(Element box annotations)
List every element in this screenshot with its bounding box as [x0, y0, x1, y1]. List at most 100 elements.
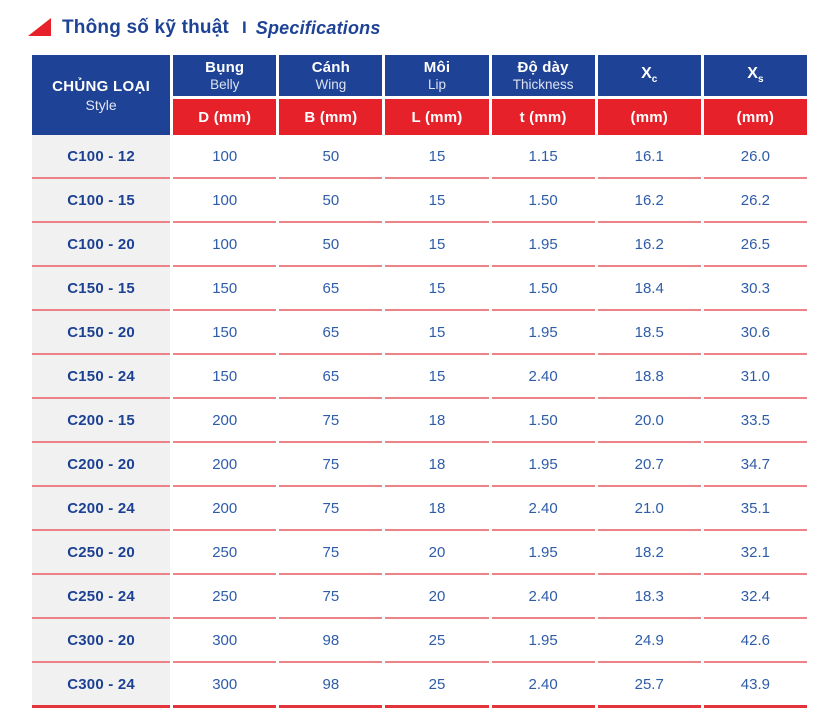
- row-value-cell: 50: [279, 179, 383, 223]
- spec-table-header: CHỦNG LOẠI Style Bụng Belly Cánh Wing Mô…: [32, 55, 807, 135]
- row-value-cell: 15: [385, 355, 489, 399]
- header-col-wing: Cánh Wing: [279, 55, 383, 99]
- row-style-label: C200 - 24: [32, 487, 171, 531]
- unit-xc-mm: (mm): [597, 99, 701, 135]
- row-value-cell: 18.2: [597, 531, 701, 575]
- row-value-cell: 100: [173, 223, 277, 267]
- row-value-cell: 2.40: [491, 487, 595, 531]
- section-title-divider: I: [242, 18, 247, 37]
- row-value-cell: 50: [279, 223, 383, 267]
- row-value-cell: 300: [173, 619, 277, 663]
- row-value-cell: 25: [385, 663, 489, 708]
- row-value-cell: 34.7: [703, 443, 807, 487]
- row-value-cell: 2.40: [491, 575, 595, 619]
- unit-d-mm: D (mm): [173, 99, 277, 135]
- row-value-cell: 16.2: [597, 179, 701, 223]
- row-value-cell: 200: [173, 443, 277, 487]
- row-value-cell: 200: [173, 399, 277, 443]
- header-col-lip: Môi Lip: [385, 55, 489, 99]
- row-value-cell: 15: [385, 135, 489, 179]
- row-value-cell: 25.7: [597, 663, 701, 708]
- row-value-cell: 300: [173, 663, 277, 708]
- row-value-cell: 18.3: [597, 575, 701, 619]
- unit-l-mm: L (mm): [385, 99, 489, 135]
- header-row-units: D (mm) B (mm) L (mm) t (mm) (mm) (mm): [32, 99, 807, 135]
- row-value-cell: 98: [279, 619, 383, 663]
- header-col-belly: Bụng Belly: [173, 55, 277, 99]
- row-value-cell: 250: [173, 575, 277, 619]
- header-thickness-vi: Độ dày: [517, 59, 569, 76]
- table-row: C100 - 20 100 50 15 1.95 16.2 26.5: [32, 223, 807, 267]
- header-col-xs: Xs: [703, 55, 807, 99]
- row-value-cell: 1.95: [491, 443, 595, 487]
- table-row: C250 - 20 250 75 20 1.95 18.2 32.1: [32, 531, 807, 575]
- row-value-cell: 65: [279, 355, 383, 399]
- row-value-cell: 15: [385, 223, 489, 267]
- row-value-cell: 75: [279, 531, 383, 575]
- row-value-cell: 100: [173, 179, 277, 223]
- row-value-cell: 1.95: [491, 619, 595, 663]
- row-value-cell: 18.4: [597, 267, 701, 311]
- row-value-cell: 16.2: [597, 223, 701, 267]
- section-title-vi: Thông số kỹ thuật: [62, 17, 230, 38]
- row-value-cell: 33.5: [703, 399, 807, 443]
- row-value-cell: 1.50: [491, 179, 595, 223]
- row-style-label: C200 - 20: [32, 443, 171, 487]
- row-value-cell: 65: [279, 311, 383, 355]
- red-triangle-icon: [28, 18, 51, 36]
- unit-t-mm: t (mm): [491, 99, 595, 135]
- row-style-label: C100 - 12: [32, 135, 171, 179]
- row-value-cell: 15: [385, 179, 489, 223]
- header-thickness-en: Thickness: [512, 77, 574, 92]
- row-value-cell: 15: [385, 267, 489, 311]
- row-value-cell: 20.0: [597, 399, 701, 443]
- header-style-en: Style: [85, 96, 117, 113]
- row-value-cell: 100: [173, 135, 277, 179]
- header-xs-base: X: [747, 65, 758, 83]
- header-wing-vi: Cánh: [311, 59, 351, 76]
- table-row: C300 - 20 300 98 25 1.95 24.9 42.6: [32, 619, 807, 663]
- row-value-cell: 200: [173, 487, 277, 531]
- spec-table-body: C100 - 12 100 50 15 1.15 16.1 26.0 C100 - 15 100…: [32, 135, 807, 708]
- row-style-label: C100 - 20: [32, 223, 171, 267]
- header-lip-en: Lip: [427, 77, 446, 92]
- row-style-label: C150 - 15: [32, 267, 171, 311]
- header-belly-vi: Bụng: [205, 59, 245, 76]
- section-title-en: Specifications: [255, 17, 381, 38]
- row-value-cell: 250: [173, 531, 277, 575]
- row-value-cell: 18: [385, 487, 489, 531]
- row-value-cell: 20: [385, 575, 489, 619]
- header-col-thickness: Độ dày Thickness: [491, 55, 595, 99]
- row-value-cell: 32.1: [703, 531, 807, 575]
- row-value-cell: 18.8: [597, 355, 701, 399]
- row-value-cell: 20.7: [597, 443, 701, 487]
- row-value-cell: 75: [279, 443, 383, 487]
- header-col-xc: Xc: [597, 55, 701, 99]
- table-row: C200 - 20 200 75 18 1.95 20.7 34.7: [32, 443, 807, 487]
- header-row-main: CHỦNG LOẠI Style Bụng Belly Cánh Wing Mô…: [32, 55, 807, 135]
- header-xc-sub: c: [651, 74, 658, 86]
- row-value-cell: 2.40: [491, 663, 595, 708]
- header-belly-en: Belly: [210, 77, 240, 92]
- row-value-cell: 1.50: [491, 267, 595, 311]
- row-value-cell: 26.2: [703, 179, 807, 223]
- row-value-cell: 43.9: [703, 663, 807, 708]
- row-style-label: C200 - 15: [32, 399, 171, 443]
- header-wing-en: Wing: [315, 77, 347, 92]
- table-row: C150 - 20 150 65 15 1.95 18.5 30.6: [32, 311, 807, 355]
- row-value-cell: 18: [385, 443, 489, 487]
- header-style-column: CHỦNG LOẠI Style: [32, 55, 171, 135]
- table-row: C300 - 24 300 98 25 2.40 25.7 43.9: [32, 663, 807, 708]
- row-value-cell: 150: [173, 311, 277, 355]
- row-style-label: C150 - 24: [32, 355, 171, 399]
- row-value-cell: 20: [385, 531, 489, 575]
- table-row: C100 - 12 100 50 15 1.15 16.1 26.0: [32, 135, 807, 179]
- row-value-cell: 32.4: [703, 575, 807, 619]
- unit-b-mm: B (mm): [279, 99, 383, 135]
- row-value-cell: 18.5: [597, 311, 701, 355]
- table-row: C150 - 15 150 65 15 1.50 18.4 30.3: [32, 267, 807, 311]
- spec-table: CHỦNG LOẠI Style Bụng Belly Cánh Wing Mô…: [29, 55, 810, 708]
- row-value-cell: 18: [385, 399, 489, 443]
- row-value-cell: 75: [279, 399, 383, 443]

• Aim:
Please return every line of the items above exactly as it appears, leaving out the pictures.

• Response for this exercise:
List every element in this screenshot with its bounding box as [x0, y0, x1, y1]. List at most 100 elements.
- row-value-cell: 50: [279, 179, 383, 223]
- spec-table-header: CHỦNG LOẠI Style Bụng Belly Cánh Wing Mô…: [32, 55, 807, 135]
- row-value-cell: 15: [385, 355, 489, 399]
- header-col-wing: Cánh Wing: [279, 55, 383, 99]
- row-style-label: C200 - 24: [32, 487, 171, 531]
- unit-xc-mm: (mm): [597, 99, 701, 135]
- row-value-cell: 18.2: [597, 531, 701, 575]
- row-value-cell: 100: [173, 223, 277, 267]
- row-value-cell: 2.40: [491, 487, 595, 531]
- section-title-divider: I: [242, 18, 247, 37]
- row-value-cell: 50: [279, 223, 383, 267]
- row-value-cell: 300: [173, 619, 277, 663]
- row-value-cell: 25: [385, 663, 489, 708]
- row-value-cell: 34.7: [703, 443, 807, 487]
- row-value-cell: 2.40: [491, 575, 595, 619]
- unit-d-mm: D (mm): [173, 99, 277, 135]
- row-value-cell: 16.2: [597, 179, 701, 223]
- row-value-cell: 200: [173, 443, 277, 487]
- row-value-cell: 200: [173, 399, 277, 443]
- header-col-lip: Môi Lip: [385, 55, 489, 99]
- row-value-cell: 15: [385, 135, 489, 179]
- row-value-cell: 25.7: [597, 663, 701, 708]
- row-value-cell: 300: [173, 663, 277, 708]
- row-value-cell: 18.3: [597, 575, 701, 619]
- unit-l-mm: L (mm): [385, 99, 489, 135]
- header-row-units: D (mm) B (mm) L (mm) t (mm) (mm) (mm): [32, 99, 807, 135]
- row-value-cell: 98: [279, 619, 383, 663]
- header-col-belly: Bụng Belly: [173, 55, 277, 99]
- row-value-cell: 250: [173, 575, 277, 619]
- header-thickness-vi: Độ dày: [517, 59, 569, 76]
- table-row: C100 - 20 100 50 15 1.95 16.2 26.5: [32, 223, 807, 267]
- header-col-xs: Xs: [703, 55, 807, 99]
- row-value-cell: 1.95: [491, 443, 595, 487]
- table-row: C250 - 20 250 75 20 1.95 18.2 32.1: [32, 531, 807, 575]
- row-value-cell: 65: [279, 355, 383, 399]
- row-value-cell: 15: [385, 223, 489, 267]
- row-value-cell: 75: [279, 531, 383, 575]
- row-value-cell: 100: [173, 179, 277, 223]
- row-value-cell: 1.95: [491, 619, 595, 663]
- row-value-cell: 18.4: [597, 267, 701, 311]
- row-value-cell: 16.2: [597, 223, 701, 267]
- section-title-vi: Thông số kỹ thuật: [62, 17, 230, 38]
- row-value-cell: 33.5: [703, 399, 807, 443]
- row-value-cell: 1.50: [491, 179, 595, 223]
- row-style-label: C200 - 20: [32, 443, 171, 487]
- row-value-cell: 65: [279, 311, 383, 355]
- red-triangle-icon: [28, 18, 51, 36]
- unit-t-mm: t (mm): [491, 99, 595, 135]
- row-style-label: C100 - 12: [32, 135, 171, 179]
- row-value-cell: 15: [385, 179, 489, 223]
- header-thickness-en: Thickness: [512, 77, 574, 92]
- row-value-cell: 15: [385, 267, 489, 311]
- row-value-cell: 20.0: [597, 399, 701, 443]
- header-style-en: Style: [85, 96, 117, 113]
- row-value-cell: 100: [173, 135, 277, 179]
- header-xs-base: X: [747, 65, 758, 83]
- header-wing-vi: Cánh: [311, 59, 351, 76]
- table-row: C300 - 20 300 98 25 1.95 24.9 42.6: [32, 619, 807, 663]
- row-value-cell: 200: [173, 487, 277, 531]
- spec-table-body: C100 - 12 100 50 15 1.15 16.1 26.0 C100 - 15 100…: [32, 135, 807, 708]
- row-style-label: C100 - 20: [32, 223, 171, 267]
- header-lip-en: Lip: [427, 77, 446, 92]
- row-style-label: C150 - 15: [32, 267, 171, 311]
- header-belly-vi: Bụng: [205, 59, 245, 76]
- section-title-en: Specifications: [255, 17, 381, 38]
- row-value-cell: 250: [173, 531, 277, 575]
- row-value-cell: 18: [385, 487, 489, 531]
- row-value-cell: 20: [385, 575, 489, 619]
- header-col-thickness: Độ dày Thickness: [491, 55, 595, 99]
- row-value-cell: 32.1: [703, 531, 807, 575]
- row-value-cell: 18.8: [597, 355, 701, 399]
- row-value-cell: 20.7: [597, 443, 701, 487]
- row-value-cell: 75: [279, 443, 383, 487]
- header-col-xc: Xc: [597, 55, 701, 99]
- table-row: C200 - 20 200 75 18 1.95 20.7 34.7: [32, 443, 807, 487]
- header-row-main: CHỦNG LOẠI Style Bụng Belly Cánh Wing Mô…: [32, 55, 807, 135]
- header-xc-sub: c: [651, 74, 658, 86]
- row-value-cell: 2.40: [491, 663, 595, 708]
- header-belly-en: Belly: [210, 77, 240, 92]
- row-value-cell: 1.50: [491, 267, 595, 311]
- row-value-cell: 26.2: [703, 179, 807, 223]
- row-value-cell: 43.9: [703, 663, 807, 708]
- row-style-label: C200 - 15: [32, 399, 171, 443]
- header-wing-en: Wing: [315, 77, 347, 92]
- table-row: C150 - 20 150 65 15 1.95 18.5 30.6: [32, 311, 807, 355]
- row-value-cell: 18: [385, 443, 489, 487]
- header-style-column: CHỦNG LOẠI Style: [32, 55, 171, 135]
- table-row: C300 - 24 300 98 25 2.40 25.7 43.9: [32, 663, 807, 708]
- row-value-cell: 150: [173, 311, 277, 355]
- row-style-label: C150 - 24: [32, 355, 171, 399]
- row-value-cell: 20: [385, 531, 489, 575]
- table-row: C100 - 12 100 50 15 1.15 16.1 26.0: [32, 135, 807, 179]
- row-value-cell: 32.4: [703, 575, 807, 619]
- unit-b-mm: B (mm): [279, 99, 383, 135]
- row-value-cell: 18.5: [597, 311, 701, 355]
- table-row: C150 - 15 150 65 15 1.50 18.4 30.3: [32, 267, 807, 311]
- spec-table: CHỦNG LOẠI Style Bụng Belly Cánh Wing Mô…: [29, 55, 810, 708]
- row-value-cell: 18: [385, 399, 489, 443]
- row-value-cell: 75: [279, 399, 383, 443]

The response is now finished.